Transcribe only what runs from the line containing "Type out the text in this image." through the final line below, exactly, and leave every picture out.

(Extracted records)
..............................

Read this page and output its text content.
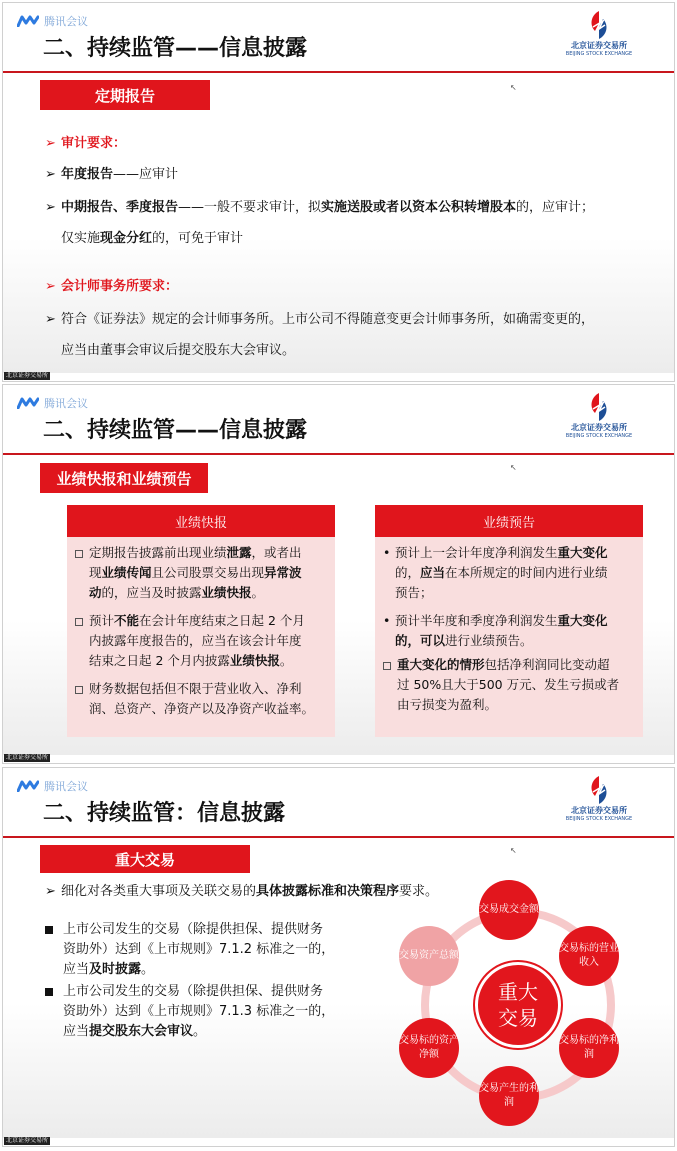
腾讯会议
二、持续监管——信息披露	北京证券交易所
BEIJING STOCK EXCHANGE
↖
定期报告
➢ 审计要求：
➢ 年度报告——应审计
➢ 中期报告、季度报告——一般不要求审计，拟实施送股或者以资本公积转增股本的，应审计；
仅实施现金分红的，可免于审计
➢ 会计师事务所要求：
➢ 符合《证券法》规定的会计师事务所。上市公司不得随意变更会计师事务所，如确需变更的，
应当由董事会审议后提交股东大会审议。
北京证券交易所
腾讯会议
二、持续监管——信息披露	北京证券交易所
BEIJING STOCK EXCHANGE
↖
业绩快报和业绩预告
业绩快报
定期报告披露前出现业绩泄露，或者出
现业绩传闻且公司股票交易出现异常波
动的，应当及时披露业绩快报。
预计不能在会计年度结束之日起 2 个月
内披露年度报告的，应当在该会计年度
结束之日起 2 个月内披露业绩快报。
财务数据包括但不限于营业收入、净利
润、总资产、净资产以及净资产收益率。
业绩预告
• 预计上一会计年度净利润发生重大变化
的，应当在本所规定的时间内进行业绩
预告；
• 预计半年度和季度净利润发生重大变化
的，可以进行业绩预告。
重大变化的情形包括净利润同比变动超
过 50%且大于500 万元、发生亏损或者
由亏损变为盈利。
北京证券交易所
腾讯会议
二、持续监管：信息披露	北京证券交易所
BEIJING STOCK EXCHANGE
↖
重大交易
➢ 细化对各类重大事项及关联交易的具体披露标准和决策程序要求。
上市公司发生的交易（除提供担保、提供财务
资助外）达到《上市规则》7.1.2 标准之一的，
应当及时披露。
上市公司发生的交易（除提供担保、提供财务
资助外）达到《上市规则》7.1.3 标准之一的，
应当提交股东大会审议。
重大
交易
交易成交金额
交易标的营业收入
交易标的净利润
交易产生的利润
交易标的资产净额
交易资产总额
北京证券交易所
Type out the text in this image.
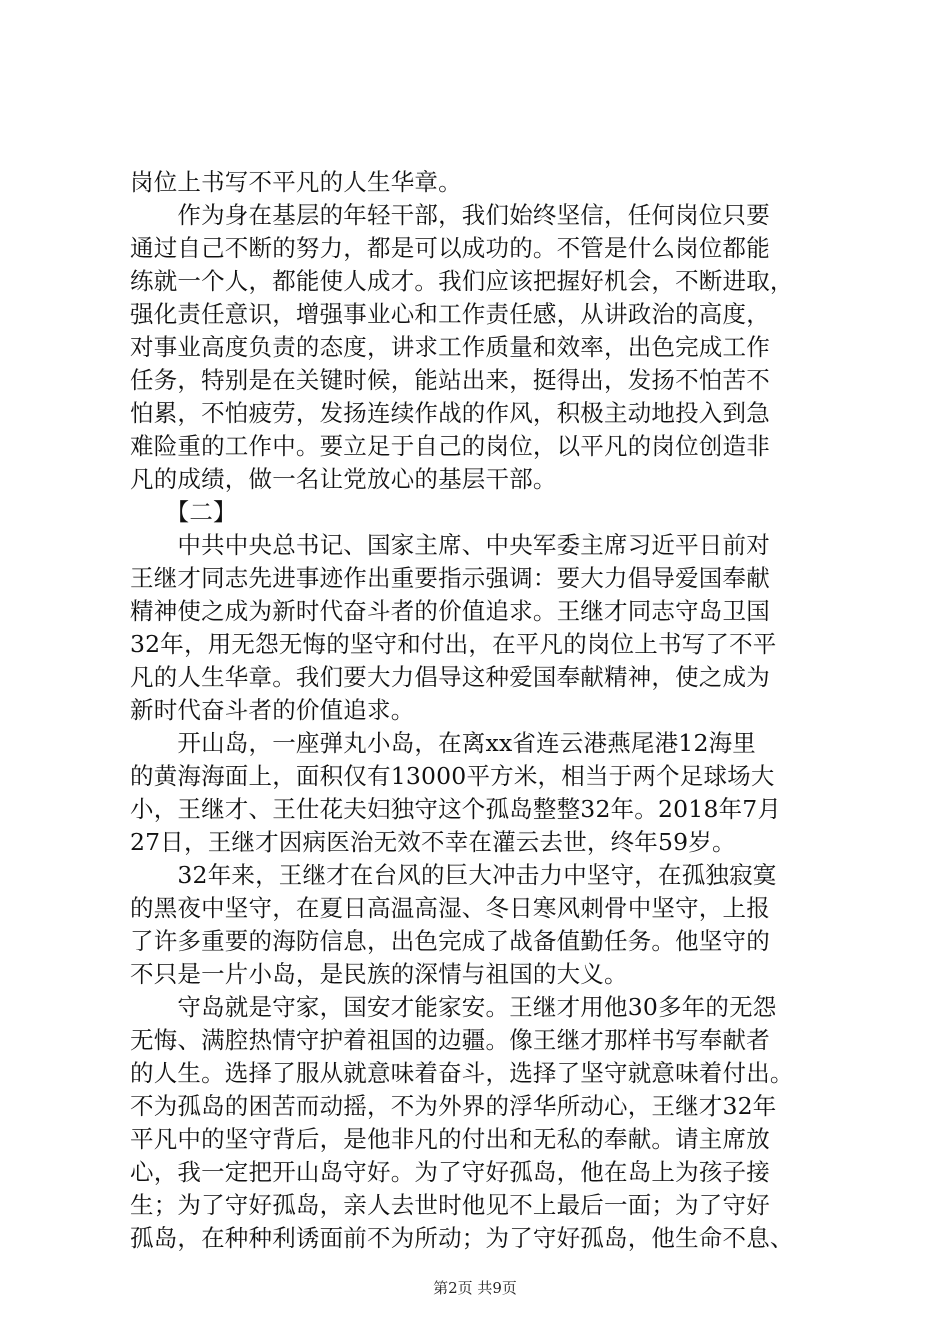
岗位上书写不平凡的人生华章。
　　作为身在基层的年轻干部，我们始终坚信，任何岗位只要
通过自己不断的努力，都是可以成功的。不管是什么岗位都能
练就一个人，都能使人成才。我们应该把握好机会，不断进取，
强化责任意识，增强事业心和工作责任感，从讲政治的高度，
对事业高度负责的态度，讲求工作质量和效率，出色完成工作
任务，特别是在关键时候，能站出来，挺得出，发扬不怕苦不
怕累，不怕疲劳，发扬连续作战的作风，积极主动地投入到急
难险重的工作中。要立足于自己的岗位，以平凡的岗位创造非
凡的成绩，做一名让党放心的基层干部。
　　【二】
　　中共中央总书记、国家主席、中央军委主席习近平日前对
王继才同志先进事迹作出重要指示强调：要大力倡导爱国奉献
精神使之成为新时代奋斗者的价值追求。王继才同志守岛卫国
32年，用无怨无悔的坚守和付出，在平凡的岗位上书写了不平
凡的人生华章。我们要大力倡导这种爱国奉献精神，使之成为
新时代奋斗者的价值追求。
　　开山岛，一座弹丸小岛，在离xx省连云港燕尾港12海里
的黄海海面上，面积仅有13000平方米，相当于两个足球场大
小，王继才、王仕花夫妇独守这个孤岛整整32年。2018年7月
27日，王继才因病医治无效不幸在灌云去世，终年59岁。
　　32年来，王继才在台风的巨大冲击力中坚守，在孤独寂寞
的黑夜中坚守，在夏日高温高湿、冬日寒风刺骨中坚守，上报
了许多重要的海防信息，出色完成了战备值勤任务。他坚守的
不只是一片小岛，是民族的深情与祖国的大义。
　　守岛就是守家，国安才能家安。王继才用他30多年的无怨
无悔、满腔热情守护着祖国的边疆。像王继才那样书写奉献者
的人生。选择了服从就意味着奋斗，选择了坚守就意味着付出。
不为孤岛的困苦而动摇，不为外界的浮华所动心，王继才32年
平凡中的坚守背后，是他非凡的付出和无私的奉献。请主席放
第2页 共9页
心，我一定把开山岛守好。为了守好孤岛，他在岛上为孩子接
生；为了守好孤岛，亲人去世时他见不上最后一面；为了守好
孤岛，在种种利诱面前不为所动；为了守好孤岛，他生命不息、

..............................

◆ CORRECT OUTPUT ◆
Type out the text in this image.
岗位上书写不平凡的人生华章。
　　作为身在基层的年轻干部，我们始终坚信，任何岗位只要
通过自己不断的努力，都是可以成功的。不管是什么岗位都能
练就一个人，都能使人成才。我们应该把握好机会，不断进取，
强化责任意识，增强事业心和工作责任感，从讲政治的高度，
对事业高度负责的态度，讲求工作质量和效率，出色完成工作
任务，特别是在关键时候，能站出来，挺得出，发扬不怕苦不
怕累，不怕疲劳，发扬连续作战的作风，积极主动地投入到急
难险重的工作中。要立足于自己的岗位，以平凡的岗位创造非
凡的成绩，做一名让党放心的基层干部。
　　【二】
　　中共中央总书记、国家主席、中央军委主席习近平日前对
王继才同志先进事迹作出重要指示强调：要大力倡导爱国奉献
精神使之成为新时代奋斗者的价值追求。王继才同志守岛卫国
32年，用无怨无悔的坚守和付出，在平凡的岗位上书写了不平
凡的人生华章。我们要大力倡导这种爱国奉献精神，使之成为
新时代奋斗者的价值追求。
　　开山岛，一座弹丸小岛，在离xx省连云港燕尾港12海里
的黄海海面上，面积仅有13000平方米，相当于两个足球场大
小，王继才、王仕花夫妇独守这个孤岛整整32年。2018年7月
27日，王继才因病医治无效不幸在灌云去世，终年59岁。
　　32年来，王继才在台风的巨大冲击力中坚守，在孤独寂寞
的黑夜中坚守，在夏日高温高湿、冬日寒风刺骨中坚守，上报
了许多重要的海防信息，出色完成了战备值勤任务。他坚守的
不只是一片小岛，是民族的深情与祖国的大义。
　　守岛就是守家，国安才能家安。王继才用他30多年的无怨
无悔、满腔热情守护着祖国的边疆。像王继才那样书写奉献者
的人生。选择了服从就意味着奋斗，选择了坚守就意味着付出。
不为孤岛的困苦而动摇，不为外界的浮华所动心，王继才32年
平凡中的坚守背后，是他非凡的付出和无私的奉献。请主席放
第2页 共9页
心，我一定把开山岛守好。为了守好孤岛，他在岛上为孩子接
生；为了守好孤岛，亲人去世时他见不上最后一面；为了守好
孤岛，在种种利诱面前不为所动；为了守好孤岛，他生命不息、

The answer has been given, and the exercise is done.